#### THE REQUEST:
Examine the entries and show every line in which the word "安全设施的验收手续" is found.

Items from a data source
================================

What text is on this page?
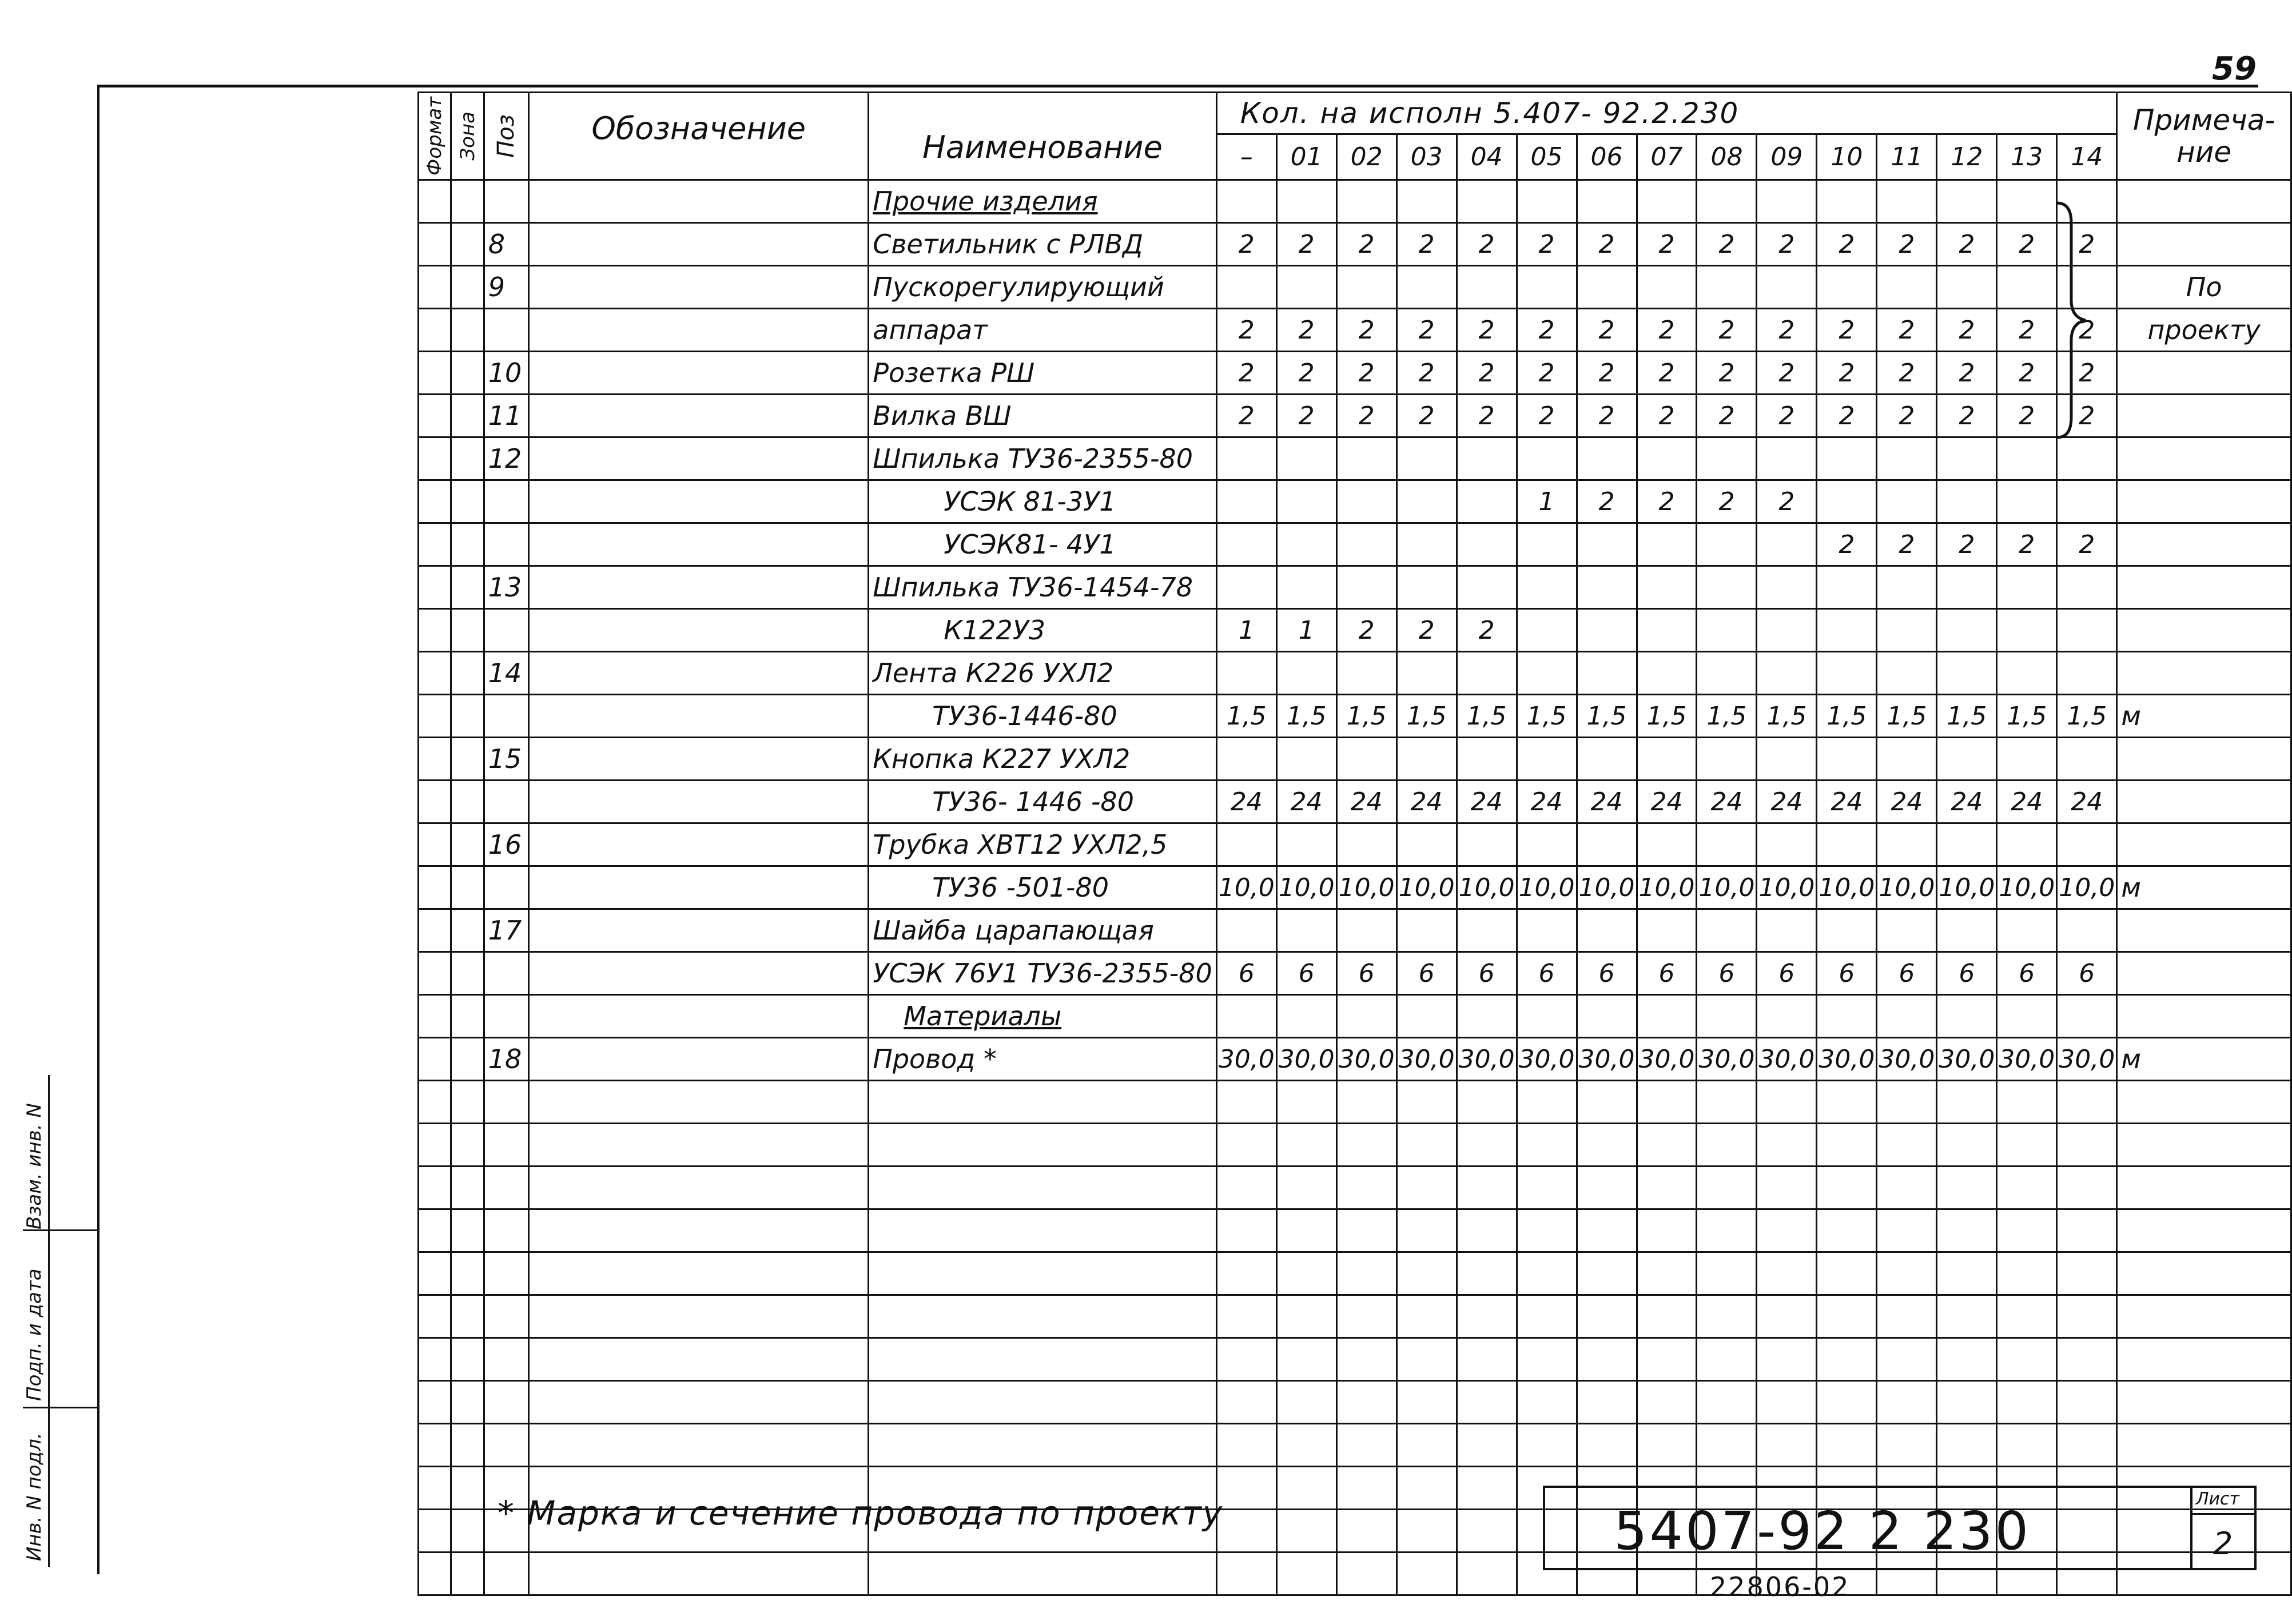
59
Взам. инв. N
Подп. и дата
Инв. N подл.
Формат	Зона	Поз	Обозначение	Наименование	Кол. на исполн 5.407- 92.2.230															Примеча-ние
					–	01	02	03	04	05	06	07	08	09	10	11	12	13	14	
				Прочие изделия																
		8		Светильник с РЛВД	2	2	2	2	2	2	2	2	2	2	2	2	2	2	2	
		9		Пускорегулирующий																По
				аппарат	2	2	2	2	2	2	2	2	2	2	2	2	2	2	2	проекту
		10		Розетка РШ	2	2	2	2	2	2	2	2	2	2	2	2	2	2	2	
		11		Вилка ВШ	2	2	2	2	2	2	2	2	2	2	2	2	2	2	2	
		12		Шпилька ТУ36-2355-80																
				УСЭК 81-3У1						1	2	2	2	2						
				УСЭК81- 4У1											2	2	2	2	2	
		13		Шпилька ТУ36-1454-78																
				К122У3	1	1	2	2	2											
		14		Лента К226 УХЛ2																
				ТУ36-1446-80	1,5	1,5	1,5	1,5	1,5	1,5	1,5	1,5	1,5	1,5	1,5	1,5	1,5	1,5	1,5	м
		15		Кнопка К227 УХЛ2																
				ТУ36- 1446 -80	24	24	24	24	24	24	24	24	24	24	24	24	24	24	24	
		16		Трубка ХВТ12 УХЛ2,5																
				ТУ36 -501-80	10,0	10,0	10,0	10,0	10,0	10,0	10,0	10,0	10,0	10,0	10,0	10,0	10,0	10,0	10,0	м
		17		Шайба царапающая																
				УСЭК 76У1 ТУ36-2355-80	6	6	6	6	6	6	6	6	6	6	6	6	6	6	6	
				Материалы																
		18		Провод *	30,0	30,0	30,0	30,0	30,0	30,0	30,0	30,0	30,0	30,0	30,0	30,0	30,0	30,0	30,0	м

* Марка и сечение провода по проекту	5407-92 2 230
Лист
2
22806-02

================================

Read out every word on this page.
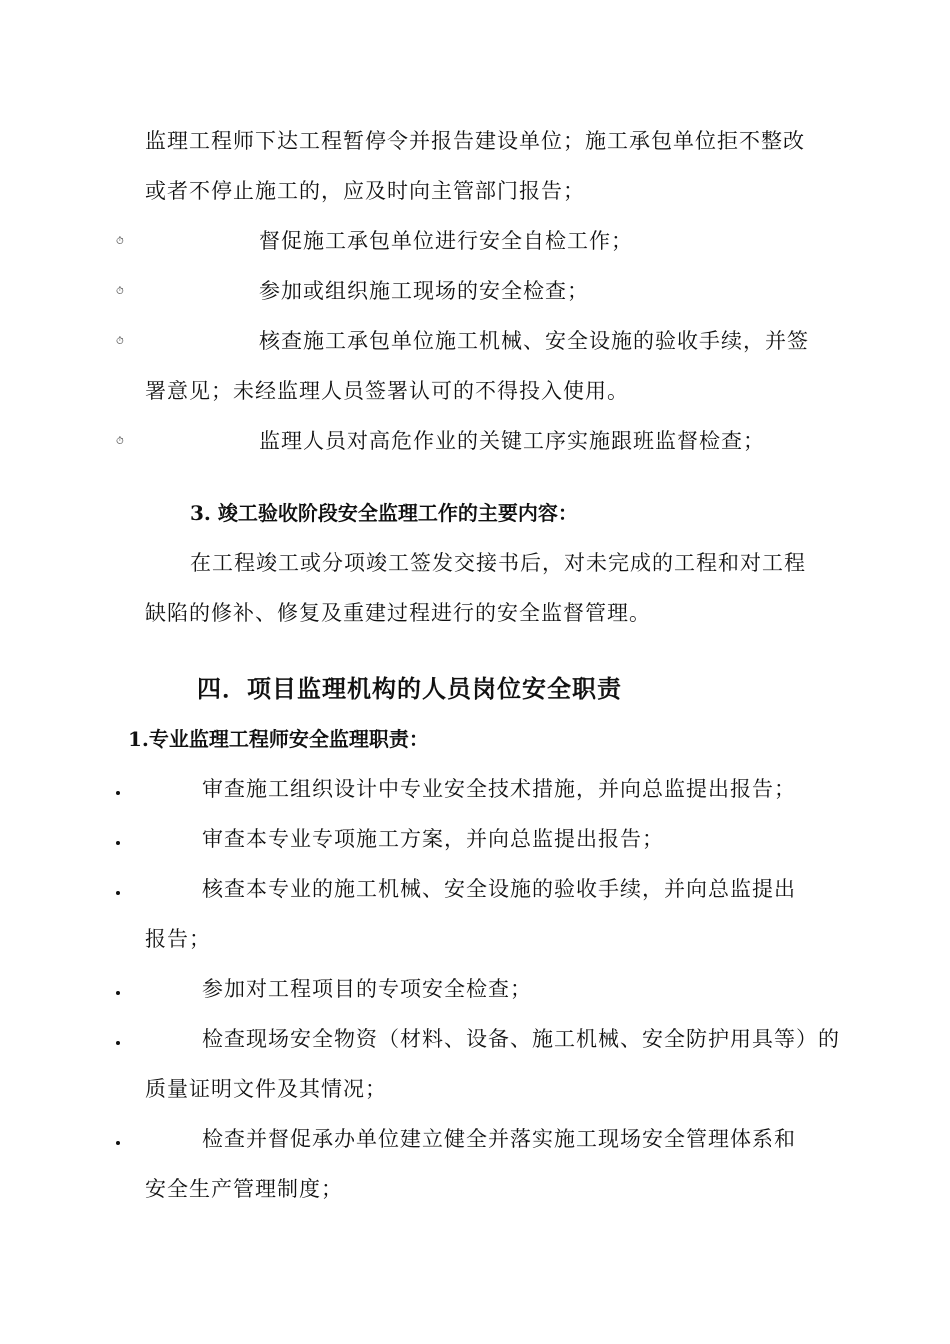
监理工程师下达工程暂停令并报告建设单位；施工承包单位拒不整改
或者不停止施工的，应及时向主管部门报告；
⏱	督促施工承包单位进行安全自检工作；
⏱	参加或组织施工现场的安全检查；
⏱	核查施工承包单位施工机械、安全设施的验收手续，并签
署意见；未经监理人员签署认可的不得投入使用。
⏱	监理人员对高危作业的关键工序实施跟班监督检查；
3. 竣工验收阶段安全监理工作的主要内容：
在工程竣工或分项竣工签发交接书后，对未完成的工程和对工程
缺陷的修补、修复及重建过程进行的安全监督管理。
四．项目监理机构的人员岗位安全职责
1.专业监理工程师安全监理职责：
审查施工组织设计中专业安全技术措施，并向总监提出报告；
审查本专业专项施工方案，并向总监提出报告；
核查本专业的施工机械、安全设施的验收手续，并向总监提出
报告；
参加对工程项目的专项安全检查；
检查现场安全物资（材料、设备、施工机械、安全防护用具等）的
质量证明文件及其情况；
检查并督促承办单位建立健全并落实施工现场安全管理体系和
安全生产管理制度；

================================

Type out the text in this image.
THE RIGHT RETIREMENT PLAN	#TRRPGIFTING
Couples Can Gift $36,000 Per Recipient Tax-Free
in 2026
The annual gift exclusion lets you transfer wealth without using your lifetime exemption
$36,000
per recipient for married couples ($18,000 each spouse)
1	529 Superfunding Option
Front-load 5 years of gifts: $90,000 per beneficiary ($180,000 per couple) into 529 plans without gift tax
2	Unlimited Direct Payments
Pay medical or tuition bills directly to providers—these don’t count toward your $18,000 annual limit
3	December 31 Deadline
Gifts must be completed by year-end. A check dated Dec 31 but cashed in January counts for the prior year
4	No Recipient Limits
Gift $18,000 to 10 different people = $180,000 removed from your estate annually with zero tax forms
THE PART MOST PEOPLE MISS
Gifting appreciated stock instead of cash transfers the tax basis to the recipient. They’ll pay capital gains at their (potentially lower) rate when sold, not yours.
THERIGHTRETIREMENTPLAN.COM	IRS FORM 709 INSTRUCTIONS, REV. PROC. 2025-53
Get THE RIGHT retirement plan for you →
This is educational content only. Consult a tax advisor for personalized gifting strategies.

================================

#### SOLUTION TO THE PROBLEM:
⏱	核查施工承包单位施工机械、安全设施的验收手续，并签
核查本专业的施工机械、安全设施的验收手续，并向总监提出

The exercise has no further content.